**Your task**
Return all lines where the word "this" can be found.

Stored items from a collection:
######

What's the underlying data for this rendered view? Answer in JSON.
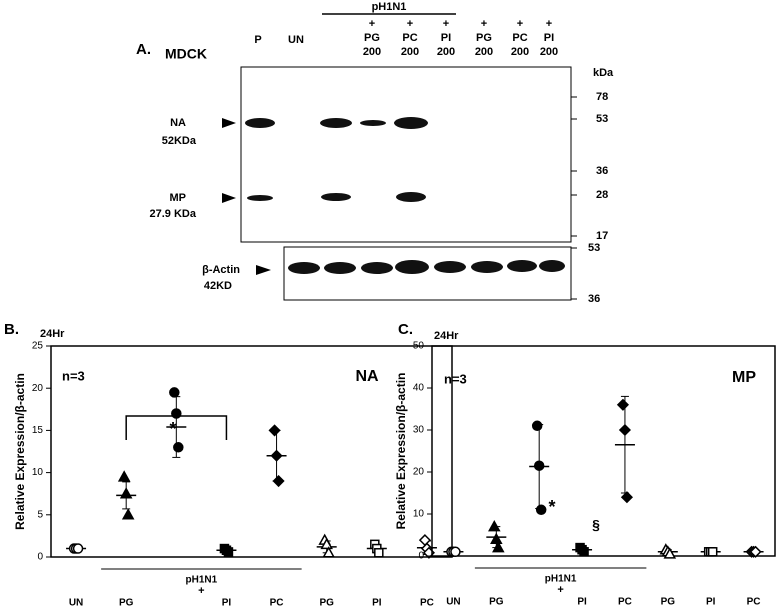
{
  "panel_a": {
    "label": "A.",
    "cell": "MDCK",
    "lanes_top": [
      "P",
      "UN"
    ],
    "group": "pH1N1",
    "lanes": [
      {
        "plus": "+",
        "name": "PG",
        "dose": "200"
      },
      {
        "plus": "+",
        "name": "PC",
        "dose": "200"
      },
      {
        "plus": "+",
        "name": "PI",
        "dose": "200"
      },
      {
        "plus": "+",
        "name": "PG",
        "dose": "200"
      },
      {
        "plus": "+",
        "name": "PC",
        "dose": "200"
      },
      {
        "plus": "+",
        "name": "PI",
        "dose": "200"
      }
    ],
    "kda_title": "kDa",
    "kda": [
      "78",
      "53",
      "36",
      "28",
      "17"
    ],
    "actin_kda": [
      "53",
      "36"
    ],
    "na": "NA",
    "na_size": "52KDa",
    "mp": "MP",
    "mp_size": "27.9 KDa",
    "actin": "β-Actin",
    "actin_size": "42KD"
  },
  "chart_data": [
    {
      "type": "scatter",
      "panel": "B.",
      "time": "24Hr",
      "ylabel": "Relative Expression/β-actin",
      "annotations": [
        "n=3",
        "NA",
        "*"
      ],
      "group": "pH1N1",
      "plus": "+",
      "categories": [
        "UN",
        "PG",
        null,
        "PI",
        "PC",
        "PG",
        "PI",
        "PC"
      ],
      "markers": [
        "circle-open",
        "triangle",
        "circle",
        "square",
        "diamond",
        "triangle-open",
        "square-open",
        "diamond-open"
      ],
      "color": "#000000",
      "values": [
        [
          1,
          1,
          1
        ],
        [
          9.5,
          7.5,
          5
        ],
        [
          19.5,
          17,
          13
        ],
        [
          1,
          0.8,
          0.6
        ],
        [
          15,
          12,
          9
        ],
        [
          2,
          1.5,
          0.5
        ],
        [
          1.5,
          1,
          0.5
        ],
        [
          2,
          1,
          0.5
        ]
      ],
      "mean": [
        1,
        7.3,
        15.4,
        0.8,
        12,
        1.2,
        1,
        1.1
      ],
      "sd": [
        0.1,
        1.6,
        3.6,
        0.2,
        3,
        0.7,
        0.5,
        0.8
      ],
      "ylim": [
        0,
        25
      ],
      "yticks": [
        0,
        5,
        10,
        15,
        20,
        25
      ]
    },
    {
      "type": "scatter",
      "panel": "C.",
      "time": "24Hr",
      "ylabel": "Relative Expression/β-actin",
      "annotations": [
        "n=3",
        "MP",
        "*",
        "§"
      ],
      "group": "pH1N1",
      "plus": "+",
      "categories": [
        "UN",
        "PG",
        null,
        "PI",
        "PC",
        "PG",
        "PI",
        "PC"
      ],
      "markers": [
        "circle-open",
        "triangle",
        "circle",
        "square",
        "diamond",
        "triangle-open",
        "square-open",
        "diamond-open"
      ],
      "color": "#000000",
      "values": [
        [
          1,
          1,
          1
        ],
        [
          7,
          4,
          2
        ],
        [
          31,
          21.5,
          11
        ],
        [
          2,
          1.5,
          1
        ],
        [
          36,
          30,
          14
        ],
        [
          1.5,
          1,
          0.5
        ],
        [
          1,
          1,
          1
        ],
        [
          1,
          1,
          1
        ]
      ],
      "mean": [
        1,
        4.5,
        21.3,
        1.5,
        26.5,
        1,
        1,
        1
      ],
      "sd": [
        0.1,
        2.5,
        10,
        0.5,
        11.5,
        0.5,
        0.1,
        0.1
      ],
      "ylim": [
        0,
        50
      ],
      "yticks": [
        0,
        10,
        20,
        30,
        40,
        50
      ]
    }
  ]
}
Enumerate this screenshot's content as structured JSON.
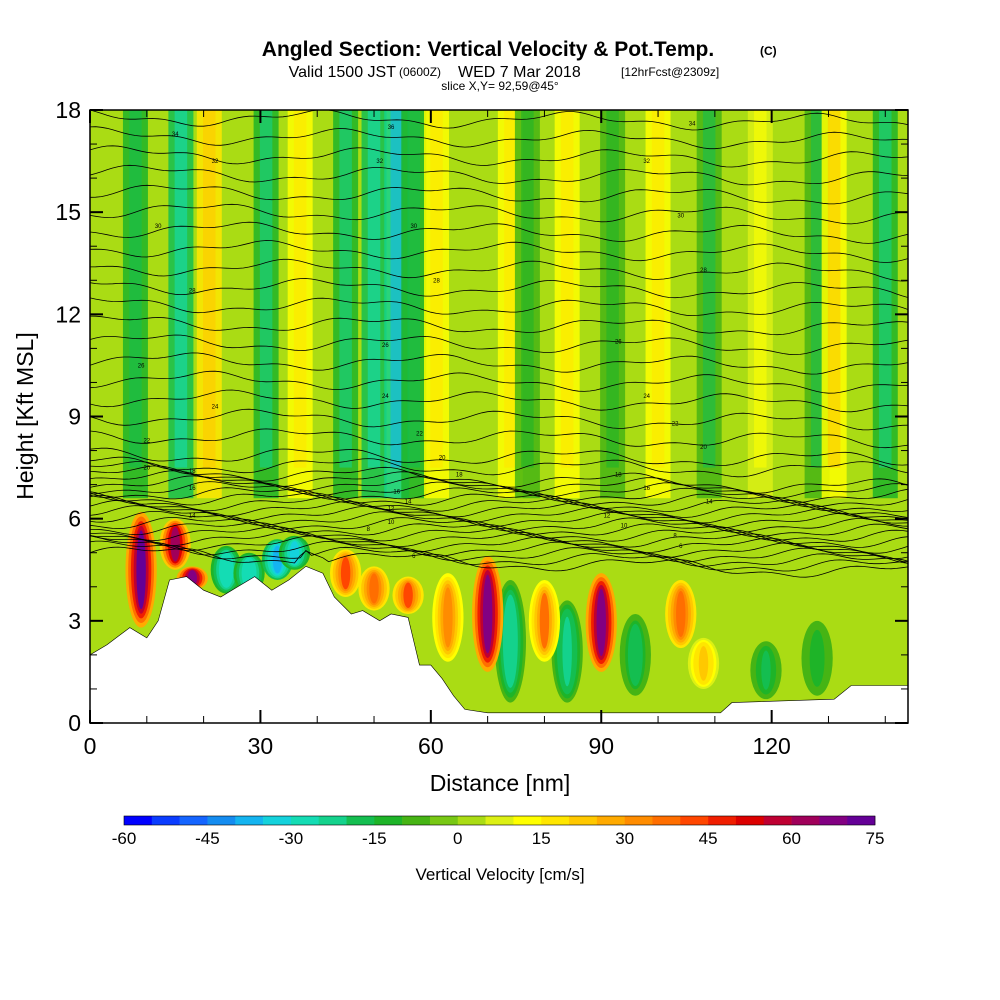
{
  "header": {
    "title": "Angled Section: Vertical Velocity & Pot.Temp.",
    "title_unit": "(C)",
    "valid_label": "Valid 1500 JST",
    "valid_zulu": "(0600Z)",
    "valid_date": "WED 7 Mar 2018",
    "forecast": "[12hrFcst@2309z]",
    "slice": "slice X,Y= 92,59@45°"
  },
  "chart_data": {
    "type": "heatmap",
    "xlabel": "Distance [nm]",
    "ylabel": "Height [Kft MSL]",
    "xlim": [
      0,
      144
    ],
    "ylim": [
      0,
      18
    ],
    "x_ticks": [
      "0",
      "30",
      "60",
      "90",
      "120"
    ],
    "y_ticks": [
      "0",
      "3",
      "6",
      "9",
      "12",
      "15",
      "18"
    ],
    "colorbar": {
      "label": "Vertical Velocity [cm/s]",
      "range": [
        -60,
        75
      ],
      "ticks": [
        "-60",
        "-45",
        "-30",
        "-15",
        "0",
        "15",
        "30",
        "45",
        "60",
        "75"
      ],
      "colors": [
        "#0000ff",
        "#0a3cff",
        "#1464ff",
        "#148cf0",
        "#14b4f0",
        "#14d2dc",
        "#14dcb4",
        "#14d28c",
        "#14be50",
        "#1eb428",
        "#46b414",
        "#78c814",
        "#aadc14",
        "#dcf014",
        "#ffff00",
        "#ffe600",
        "#ffc800",
        "#ffaa00",
        "#ff8c00",
        "#ff6e00",
        "#ff4600",
        "#f01e00",
        "#dc0000",
        "#be0032",
        "#a0005a",
        "#820082",
        "#640096"
      ]
    },
    "terrain_kft": [
      [
        0,
        2.0
      ],
      [
        3,
        2.3
      ],
      [
        7,
        2.8
      ],
      [
        10,
        2.5
      ],
      [
        12,
        3.0
      ],
      [
        14,
        4.2
      ],
      [
        17,
        4.3
      ],
      [
        20,
        3.9
      ],
      [
        23,
        3.7
      ],
      [
        26,
        4.0
      ],
      [
        29,
        4.3
      ],
      [
        32,
        3.9
      ],
      [
        35,
        4.2
      ],
      [
        38,
        4.6
      ],
      [
        41,
        4.4
      ],
      [
        43,
        3.7
      ],
      [
        46,
        3.2
      ],
      [
        48,
        3.3
      ],
      [
        51,
        3.0
      ],
      [
        53,
        3.2
      ],
      [
        56,
        3.1
      ],
      [
        58,
        1.7
      ],
      [
        60,
        1.7
      ],
      [
        62,
        1.3
      ],
      [
        64,
        0.8
      ],
      [
        66,
        0.4
      ],
      [
        70,
        0.3
      ],
      [
        90,
        0.3
      ],
      [
        100,
        0.3
      ],
      [
        111,
        0.3
      ],
      [
        113,
        0.6
      ],
      [
        131,
        0.7
      ],
      [
        134,
        1.1
      ],
      [
        144,
        1.1
      ]
    ],
    "updraft_cells": [
      {
        "x": 9,
        "z_min": 2.8,
        "z_max": 6.2,
        "w": 70
      },
      {
        "x": 15,
        "z_min": 4.5,
        "z_max": 6.0,
        "w": 62
      },
      {
        "x": 18,
        "z_min": 3.9,
        "z_max": 4.6,
        "w": 68
      },
      {
        "x": 45,
        "z_min": 3.7,
        "z_max": 5.1,
        "w": 40
      },
      {
        "x": 50,
        "z_min": 3.3,
        "z_max": 4.6,
        "w": 38
      },
      {
        "x": 56,
        "z_min": 3.2,
        "z_max": 4.3,
        "w": 40
      },
      {
        "x": 63,
        "z_min": 1.8,
        "z_max": 4.4,
        "w": 32
      },
      {
        "x": 70,
        "z_min": 1.5,
        "z_max": 4.9,
        "w": 66
      },
      {
        "x": 80,
        "z_min": 1.8,
        "z_max": 4.2,
        "w": 35
      },
      {
        "x": 90,
        "z_min": 1.5,
        "z_max": 4.4,
        "w": 66
      },
      {
        "x": 104,
        "z_min": 2.2,
        "z_max": 4.2,
        "w": 38
      },
      {
        "x": 108,
        "z_min": 1.0,
        "z_max": 2.5,
        "w": 22
      }
    ],
    "downdraft_cells": [
      {
        "x": 24,
        "z_min": 3.8,
        "z_max": 5.2,
        "w": -30
      },
      {
        "x": 28,
        "z_min": 3.8,
        "z_max": 5.0,
        "w": -30
      },
      {
        "x": 33,
        "z_min": 4.2,
        "z_max": 5.4,
        "w": -40
      },
      {
        "x": 36,
        "z_min": 4.5,
        "z_max": 5.5,
        "w": -35
      },
      {
        "x": 74,
        "z_min": 0.6,
        "z_max": 4.2,
        "w": -25
      },
      {
        "x": 84,
        "z_min": 0.6,
        "z_max": 3.6,
        "w": -22
      },
      {
        "x": 96,
        "z_min": 0.8,
        "z_max": 3.2,
        "w": -18
      },
      {
        "x": 119,
        "z_min": 0.7,
        "z_max": 2.4,
        "w": -16
      },
      {
        "x": 128,
        "z_min": 0.8,
        "z_max": 3.0,
        "w": -14
      }
    ],
    "upper_bands": [
      {
        "x": 8,
        "w": -12
      },
      {
        "x": 16,
        "w": -18
      },
      {
        "x": 21,
        "w": 15
      },
      {
        "x": 31,
        "w": -15
      },
      {
        "x": 37,
        "w": 10
      },
      {
        "x": 45,
        "w": -15
      },
      {
        "x": 50,
        "w": -18
      },
      {
        "x": 54,
        "w": -25
      },
      {
        "x": 57,
        "w": -12
      },
      {
        "x": 61,
        "w": 10
      },
      {
        "x": 74,
        "w": 12
      },
      {
        "x": 77,
        "w": -8
      },
      {
        "x": 84,
        "w": 12
      },
      {
        "x": 92,
        "w": -8
      },
      {
        "x": 100,
        "w": 10
      },
      {
        "x": 109,
        "w": -10
      },
      {
        "x": 118,
        "w": 8
      },
      {
        "x": 128,
        "w": -10
      },
      {
        "x": 131,
        "w": 14
      },
      {
        "x": 140,
        "w": -14
      }
    ],
    "isentrope_labels": [
      {
        "x": 15,
        "z": 17.3,
        "text": "34"
      },
      {
        "x": 53,
        "z": 17.5,
        "text": "36"
      },
      {
        "x": 106,
        "z": 17.6,
        "text": "34"
      },
      {
        "x": 22,
        "z": 16.5,
        "text": "32"
      },
      {
        "x": 51,
        "z": 16.5,
        "text": "32"
      },
      {
        "x": 98,
        "z": 16.5,
        "text": "32"
      },
      {
        "x": 12,
        "z": 14.6,
        "text": "30"
      },
      {
        "x": 57,
        "z": 14.6,
        "text": "30"
      },
      {
        "x": 104,
        "z": 14.9,
        "text": "30"
      },
      {
        "x": 18,
        "z": 12.7,
        "text": "28"
      },
      {
        "x": 61,
        "z": 13.0,
        "text": "28"
      },
      {
        "x": 108,
        "z": 13.3,
        "text": "28"
      },
      {
        "x": 9,
        "z": 10.5,
        "text": "26"
      },
      {
        "x": 52,
        "z": 11.1,
        "text": "26"
      },
      {
        "x": 93,
        "z": 11.2,
        "text": "26"
      },
      {
        "x": 22,
        "z": 9.3,
        "text": "24"
      },
      {
        "x": 52,
        "z": 9.6,
        "text": "24"
      },
      {
        "x": 98,
        "z": 9.6,
        "text": "24"
      },
      {
        "x": 10,
        "z": 8.3,
        "text": "22"
      },
      {
        "x": 58,
        "z": 8.5,
        "text": "22"
      },
      {
        "x": 103,
        "z": 8.8,
        "text": "22"
      },
      {
        "x": 10,
        "z": 7.5,
        "text": "20"
      },
      {
        "x": 62,
        "z": 7.8,
        "text": "20"
      },
      {
        "x": 108,
        "z": 8.1,
        "text": "20"
      },
      {
        "x": 18,
        "z": 7.4,
        "text": "18"
      },
      {
        "x": 65,
        "z": 7.3,
        "text": "18"
      },
      {
        "x": 93,
        "z": 7.3,
        "text": "18"
      },
      {
        "x": 18,
        "z": 6.9,
        "text": "16"
      },
      {
        "x": 54,
        "z": 6.8,
        "text": "16"
      },
      {
        "x": 98,
        "z": 6.9,
        "text": "16"
      },
      {
        "x": 18,
        "z": 6.1,
        "text": "14"
      },
      {
        "x": 56,
        "z": 6.5,
        "text": "14"
      },
      {
        "x": 109,
        "z": 6.5,
        "text": "14"
      },
      {
        "x": 53,
        "z": 6.3,
        "text": "12"
      },
      {
        "x": 91,
        "z": 6.1,
        "text": "12"
      },
      {
        "x": 53,
        "z": 5.9,
        "text": "10"
      },
      {
        "x": 94,
        "z": 5.8,
        "text": "10"
      },
      {
        "x": 49,
        "z": 5.7,
        "text": "8"
      },
      {
        "x": 103,
        "z": 5.5,
        "text": "8"
      },
      {
        "x": 57,
        "z": 4.9,
        "text": "6"
      },
      {
        "x": 104,
        "z": 5.2,
        "text": "6"
      }
    ]
  }
}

######

**Worked solution**
What's the underlying data for this rendered view? Answer in JSON.
Enumerate this screenshot's content as structured JSON.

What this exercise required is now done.